■ **INFORMATION SHOWN**:
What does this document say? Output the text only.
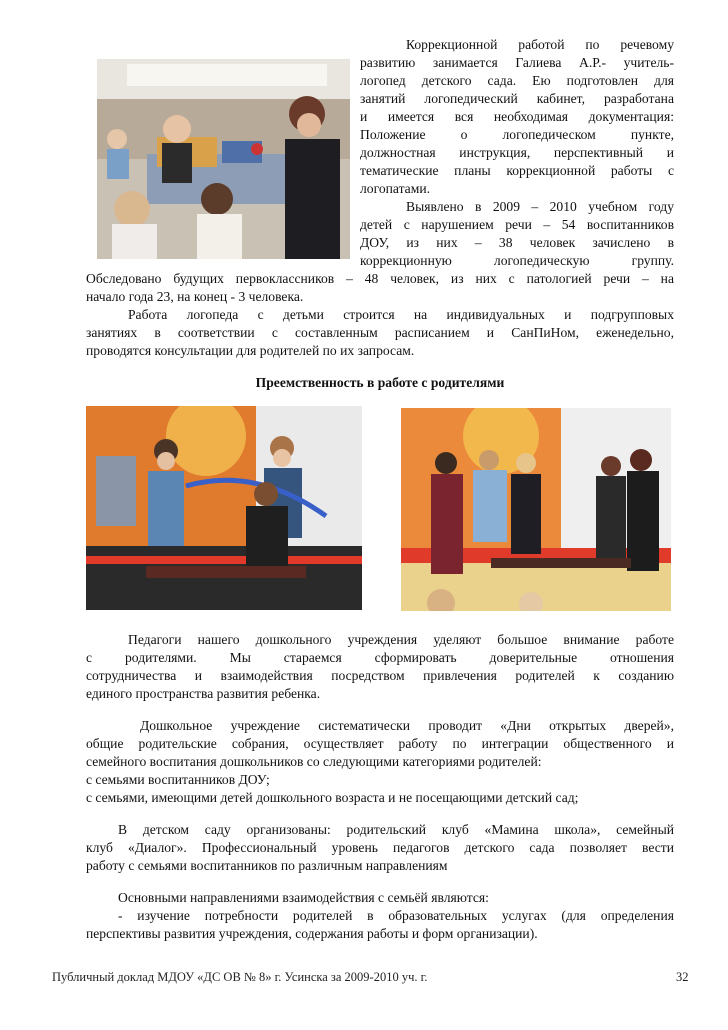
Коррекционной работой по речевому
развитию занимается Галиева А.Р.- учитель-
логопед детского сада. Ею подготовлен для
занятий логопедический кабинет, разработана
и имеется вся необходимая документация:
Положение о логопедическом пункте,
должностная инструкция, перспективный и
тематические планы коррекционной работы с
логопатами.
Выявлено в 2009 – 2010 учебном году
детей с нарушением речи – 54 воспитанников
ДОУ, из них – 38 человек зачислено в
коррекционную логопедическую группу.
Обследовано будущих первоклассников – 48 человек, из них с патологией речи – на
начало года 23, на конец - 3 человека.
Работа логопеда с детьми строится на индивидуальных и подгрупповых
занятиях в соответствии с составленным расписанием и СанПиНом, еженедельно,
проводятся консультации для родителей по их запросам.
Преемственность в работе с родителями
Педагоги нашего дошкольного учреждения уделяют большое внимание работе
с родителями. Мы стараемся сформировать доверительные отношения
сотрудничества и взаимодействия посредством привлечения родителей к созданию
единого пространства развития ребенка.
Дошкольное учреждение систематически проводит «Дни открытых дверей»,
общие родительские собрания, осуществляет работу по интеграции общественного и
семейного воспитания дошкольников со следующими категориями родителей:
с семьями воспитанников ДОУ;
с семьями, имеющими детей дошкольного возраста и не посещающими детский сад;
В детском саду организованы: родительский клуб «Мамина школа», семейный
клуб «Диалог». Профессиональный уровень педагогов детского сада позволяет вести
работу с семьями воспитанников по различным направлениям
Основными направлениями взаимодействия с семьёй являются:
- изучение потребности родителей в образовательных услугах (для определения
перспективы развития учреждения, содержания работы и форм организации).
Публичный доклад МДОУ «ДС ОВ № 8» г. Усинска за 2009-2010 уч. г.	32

* * *

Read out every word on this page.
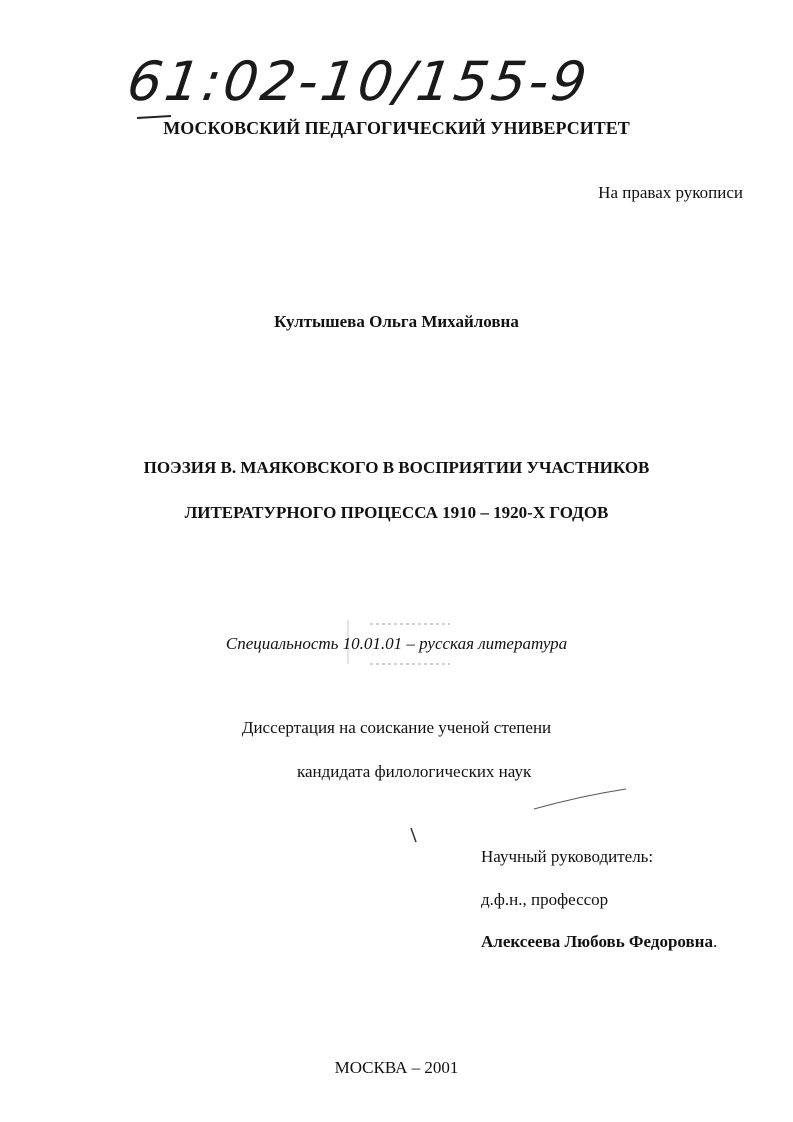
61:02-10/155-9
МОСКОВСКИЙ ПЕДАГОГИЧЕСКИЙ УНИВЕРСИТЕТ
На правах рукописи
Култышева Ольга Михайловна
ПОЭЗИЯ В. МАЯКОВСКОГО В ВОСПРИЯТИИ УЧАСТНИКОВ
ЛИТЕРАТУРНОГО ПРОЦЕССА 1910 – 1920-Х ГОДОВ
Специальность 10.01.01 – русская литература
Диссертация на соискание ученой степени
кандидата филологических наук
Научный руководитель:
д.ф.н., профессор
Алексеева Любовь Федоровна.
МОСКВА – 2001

---

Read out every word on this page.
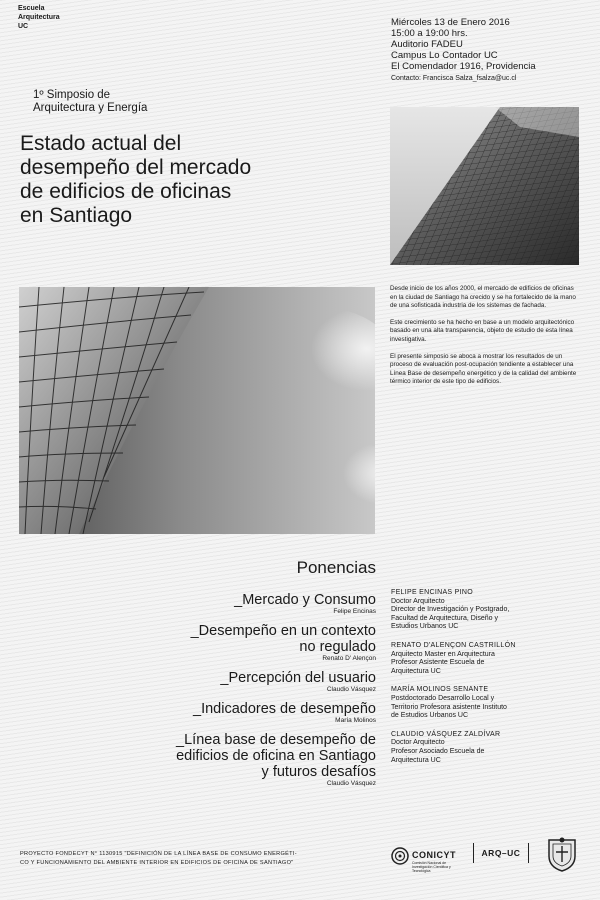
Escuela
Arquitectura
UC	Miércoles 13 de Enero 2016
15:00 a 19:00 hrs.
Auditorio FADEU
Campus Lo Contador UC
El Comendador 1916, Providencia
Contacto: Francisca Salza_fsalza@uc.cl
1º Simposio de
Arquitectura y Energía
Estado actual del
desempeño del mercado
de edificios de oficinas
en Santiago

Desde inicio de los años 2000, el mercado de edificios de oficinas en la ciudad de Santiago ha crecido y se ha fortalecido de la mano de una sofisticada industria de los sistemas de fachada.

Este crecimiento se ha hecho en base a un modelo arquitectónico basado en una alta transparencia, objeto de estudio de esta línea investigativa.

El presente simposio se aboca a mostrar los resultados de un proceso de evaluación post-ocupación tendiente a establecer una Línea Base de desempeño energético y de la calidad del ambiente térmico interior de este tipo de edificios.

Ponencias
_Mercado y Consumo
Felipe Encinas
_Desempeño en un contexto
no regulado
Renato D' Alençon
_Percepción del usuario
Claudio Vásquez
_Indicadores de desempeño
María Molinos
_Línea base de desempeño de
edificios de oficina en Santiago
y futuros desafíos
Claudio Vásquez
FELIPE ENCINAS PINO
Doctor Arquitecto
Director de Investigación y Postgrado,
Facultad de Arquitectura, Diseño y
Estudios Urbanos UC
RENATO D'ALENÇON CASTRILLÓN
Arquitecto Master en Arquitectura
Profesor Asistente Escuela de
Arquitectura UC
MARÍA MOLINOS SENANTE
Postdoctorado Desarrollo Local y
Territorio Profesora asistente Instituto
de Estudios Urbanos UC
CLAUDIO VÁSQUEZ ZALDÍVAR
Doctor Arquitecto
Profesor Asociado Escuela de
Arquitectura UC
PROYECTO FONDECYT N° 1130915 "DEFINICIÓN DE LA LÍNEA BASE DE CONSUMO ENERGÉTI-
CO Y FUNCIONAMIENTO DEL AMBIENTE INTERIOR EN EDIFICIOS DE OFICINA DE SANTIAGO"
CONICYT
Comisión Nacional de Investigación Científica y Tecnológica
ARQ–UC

■ **TASK BRIEF**:
Reply with nothing except the number of lines in the listing above that include "работы".

■ **RESULT OF THE EXERCISE**:
2